**WORKING DATA**
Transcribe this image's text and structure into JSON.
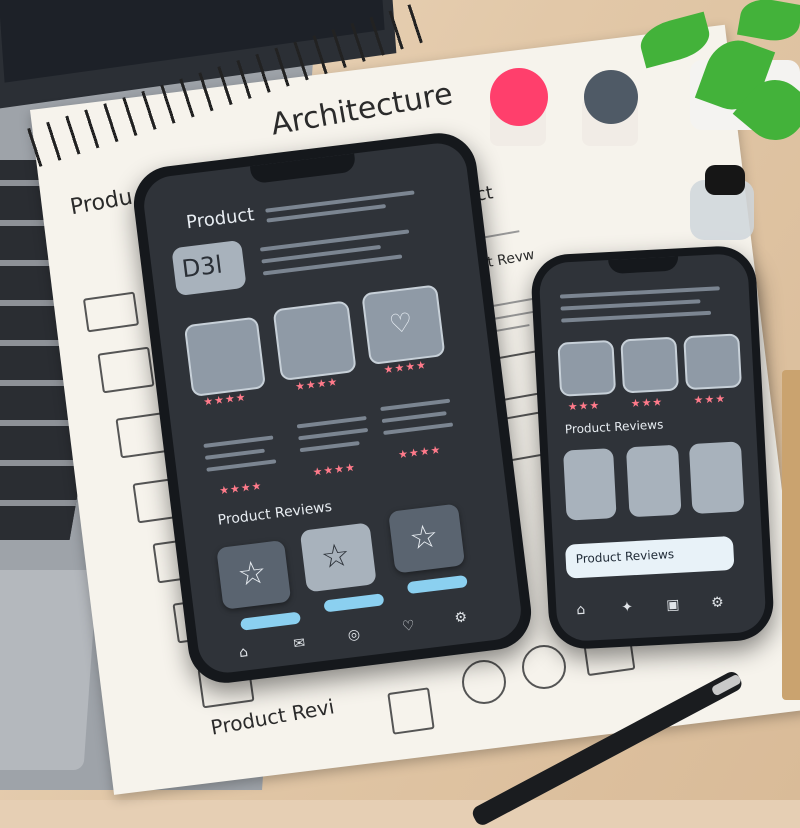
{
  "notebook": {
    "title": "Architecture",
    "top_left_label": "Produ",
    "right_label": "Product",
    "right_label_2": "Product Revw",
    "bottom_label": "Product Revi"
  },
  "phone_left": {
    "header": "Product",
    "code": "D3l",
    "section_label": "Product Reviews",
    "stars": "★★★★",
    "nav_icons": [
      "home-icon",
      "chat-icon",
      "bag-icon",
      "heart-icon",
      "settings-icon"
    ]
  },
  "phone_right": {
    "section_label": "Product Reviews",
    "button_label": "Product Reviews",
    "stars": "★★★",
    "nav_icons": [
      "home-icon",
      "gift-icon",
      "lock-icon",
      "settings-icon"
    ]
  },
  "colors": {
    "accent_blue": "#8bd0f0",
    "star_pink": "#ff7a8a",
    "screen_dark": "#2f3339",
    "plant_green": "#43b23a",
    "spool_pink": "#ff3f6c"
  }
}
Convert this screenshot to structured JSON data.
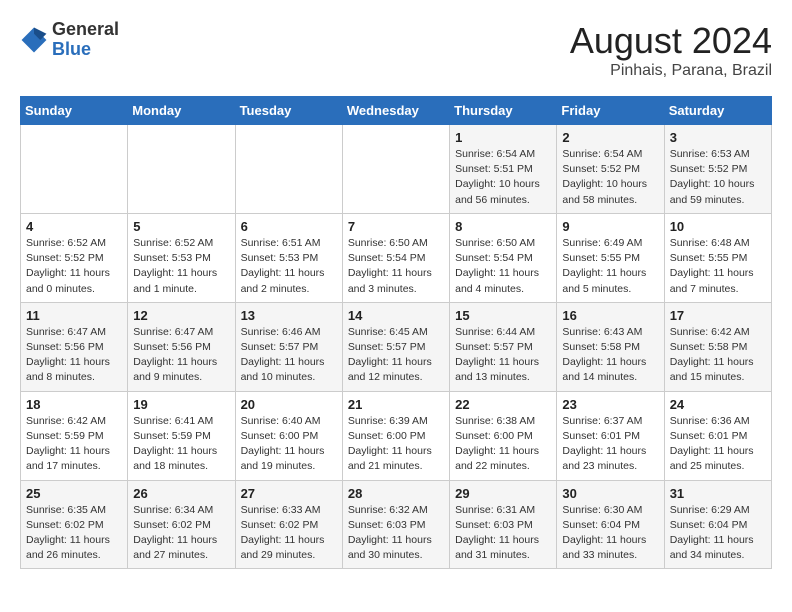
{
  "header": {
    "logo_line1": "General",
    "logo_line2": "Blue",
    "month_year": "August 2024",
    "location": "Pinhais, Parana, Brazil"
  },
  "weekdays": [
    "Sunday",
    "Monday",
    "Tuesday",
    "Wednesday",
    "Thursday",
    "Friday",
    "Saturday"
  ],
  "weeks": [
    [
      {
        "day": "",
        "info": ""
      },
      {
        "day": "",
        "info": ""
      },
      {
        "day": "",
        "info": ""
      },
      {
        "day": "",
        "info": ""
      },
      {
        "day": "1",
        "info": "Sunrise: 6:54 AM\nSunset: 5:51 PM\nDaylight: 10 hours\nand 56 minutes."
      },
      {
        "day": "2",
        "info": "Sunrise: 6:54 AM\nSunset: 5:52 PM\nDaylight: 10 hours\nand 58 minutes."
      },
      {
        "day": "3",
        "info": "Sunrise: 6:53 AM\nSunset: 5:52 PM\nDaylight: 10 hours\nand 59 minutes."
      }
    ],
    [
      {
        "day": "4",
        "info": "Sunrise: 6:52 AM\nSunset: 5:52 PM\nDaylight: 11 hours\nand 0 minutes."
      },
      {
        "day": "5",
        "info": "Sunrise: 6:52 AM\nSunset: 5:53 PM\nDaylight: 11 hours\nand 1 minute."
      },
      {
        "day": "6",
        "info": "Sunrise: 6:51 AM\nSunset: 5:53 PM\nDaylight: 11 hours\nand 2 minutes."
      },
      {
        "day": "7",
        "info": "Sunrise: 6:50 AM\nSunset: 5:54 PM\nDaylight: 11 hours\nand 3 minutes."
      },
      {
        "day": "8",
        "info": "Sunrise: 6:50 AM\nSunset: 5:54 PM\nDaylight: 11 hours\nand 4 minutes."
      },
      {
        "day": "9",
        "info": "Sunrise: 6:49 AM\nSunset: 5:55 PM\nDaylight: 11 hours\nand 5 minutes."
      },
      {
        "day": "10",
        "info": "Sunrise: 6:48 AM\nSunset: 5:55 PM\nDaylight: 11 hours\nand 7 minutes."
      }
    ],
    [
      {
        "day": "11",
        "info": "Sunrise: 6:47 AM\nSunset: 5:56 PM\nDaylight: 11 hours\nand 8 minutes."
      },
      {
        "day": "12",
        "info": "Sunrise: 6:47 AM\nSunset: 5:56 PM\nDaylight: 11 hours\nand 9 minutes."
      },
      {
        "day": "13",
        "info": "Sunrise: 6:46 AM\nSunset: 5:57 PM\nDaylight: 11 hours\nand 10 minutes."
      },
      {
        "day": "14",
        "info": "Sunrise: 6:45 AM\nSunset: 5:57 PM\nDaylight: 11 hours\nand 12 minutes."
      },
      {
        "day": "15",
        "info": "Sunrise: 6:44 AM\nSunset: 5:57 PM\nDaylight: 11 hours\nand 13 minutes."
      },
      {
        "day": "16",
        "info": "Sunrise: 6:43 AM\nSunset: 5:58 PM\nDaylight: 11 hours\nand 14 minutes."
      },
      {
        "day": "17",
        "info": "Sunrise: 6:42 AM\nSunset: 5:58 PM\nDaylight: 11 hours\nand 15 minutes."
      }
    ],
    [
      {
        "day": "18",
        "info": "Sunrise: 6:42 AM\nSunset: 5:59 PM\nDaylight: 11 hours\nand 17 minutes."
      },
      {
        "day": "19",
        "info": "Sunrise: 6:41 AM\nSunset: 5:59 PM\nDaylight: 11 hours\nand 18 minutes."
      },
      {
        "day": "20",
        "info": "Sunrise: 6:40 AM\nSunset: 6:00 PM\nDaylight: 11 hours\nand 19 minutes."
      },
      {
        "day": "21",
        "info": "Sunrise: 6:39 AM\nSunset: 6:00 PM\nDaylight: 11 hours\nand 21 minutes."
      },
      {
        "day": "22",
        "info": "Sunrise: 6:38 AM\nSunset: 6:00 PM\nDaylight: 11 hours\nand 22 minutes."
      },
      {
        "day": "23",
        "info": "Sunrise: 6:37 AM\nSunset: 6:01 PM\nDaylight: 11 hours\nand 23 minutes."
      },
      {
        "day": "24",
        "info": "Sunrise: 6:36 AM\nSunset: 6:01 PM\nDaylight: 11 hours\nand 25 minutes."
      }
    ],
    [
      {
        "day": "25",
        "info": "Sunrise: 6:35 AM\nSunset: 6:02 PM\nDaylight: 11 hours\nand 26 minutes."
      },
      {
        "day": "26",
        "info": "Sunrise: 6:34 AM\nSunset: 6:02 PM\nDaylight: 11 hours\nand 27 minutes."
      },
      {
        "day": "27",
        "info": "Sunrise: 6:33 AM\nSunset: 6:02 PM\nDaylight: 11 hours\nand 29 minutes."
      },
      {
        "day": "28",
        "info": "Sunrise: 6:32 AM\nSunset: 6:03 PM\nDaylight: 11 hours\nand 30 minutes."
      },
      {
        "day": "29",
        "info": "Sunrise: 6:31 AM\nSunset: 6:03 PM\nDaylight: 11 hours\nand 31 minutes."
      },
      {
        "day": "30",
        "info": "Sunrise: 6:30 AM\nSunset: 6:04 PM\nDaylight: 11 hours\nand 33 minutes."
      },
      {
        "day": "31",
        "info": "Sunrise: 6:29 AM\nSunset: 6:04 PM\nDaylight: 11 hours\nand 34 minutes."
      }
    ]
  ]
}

--

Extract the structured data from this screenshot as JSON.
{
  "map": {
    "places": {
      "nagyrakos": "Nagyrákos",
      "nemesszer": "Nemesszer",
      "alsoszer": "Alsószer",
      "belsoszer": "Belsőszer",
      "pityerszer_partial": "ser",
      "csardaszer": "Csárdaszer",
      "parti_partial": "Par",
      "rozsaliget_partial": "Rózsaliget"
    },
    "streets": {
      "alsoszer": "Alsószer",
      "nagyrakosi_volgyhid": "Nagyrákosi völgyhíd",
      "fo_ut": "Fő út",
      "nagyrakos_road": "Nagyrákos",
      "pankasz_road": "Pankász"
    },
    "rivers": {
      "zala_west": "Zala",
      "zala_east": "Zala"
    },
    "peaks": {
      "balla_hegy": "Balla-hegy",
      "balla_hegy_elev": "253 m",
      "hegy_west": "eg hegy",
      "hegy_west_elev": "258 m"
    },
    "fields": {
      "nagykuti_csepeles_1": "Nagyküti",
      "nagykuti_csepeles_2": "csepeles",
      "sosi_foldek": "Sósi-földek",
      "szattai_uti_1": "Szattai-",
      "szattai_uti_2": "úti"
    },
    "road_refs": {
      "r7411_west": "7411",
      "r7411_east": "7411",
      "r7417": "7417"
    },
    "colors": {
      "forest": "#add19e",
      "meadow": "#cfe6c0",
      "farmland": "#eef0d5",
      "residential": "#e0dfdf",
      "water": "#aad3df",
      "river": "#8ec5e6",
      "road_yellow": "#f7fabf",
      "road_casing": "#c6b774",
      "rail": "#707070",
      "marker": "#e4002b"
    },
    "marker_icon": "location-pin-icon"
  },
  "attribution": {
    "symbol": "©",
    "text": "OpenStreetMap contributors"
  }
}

**TO DO**
Report all lines of the data above that include the string "Product".

**PROBLEM SOLUTION**
    "right_label": "Product",
    "right_label_2": "Product Revw",
    "bottom_label": "Product Revi"
    "header": "Product",
    "section_label": "Product Reviews",
    "section_label": "Product Reviews",
    "button_label": "Product Reviews",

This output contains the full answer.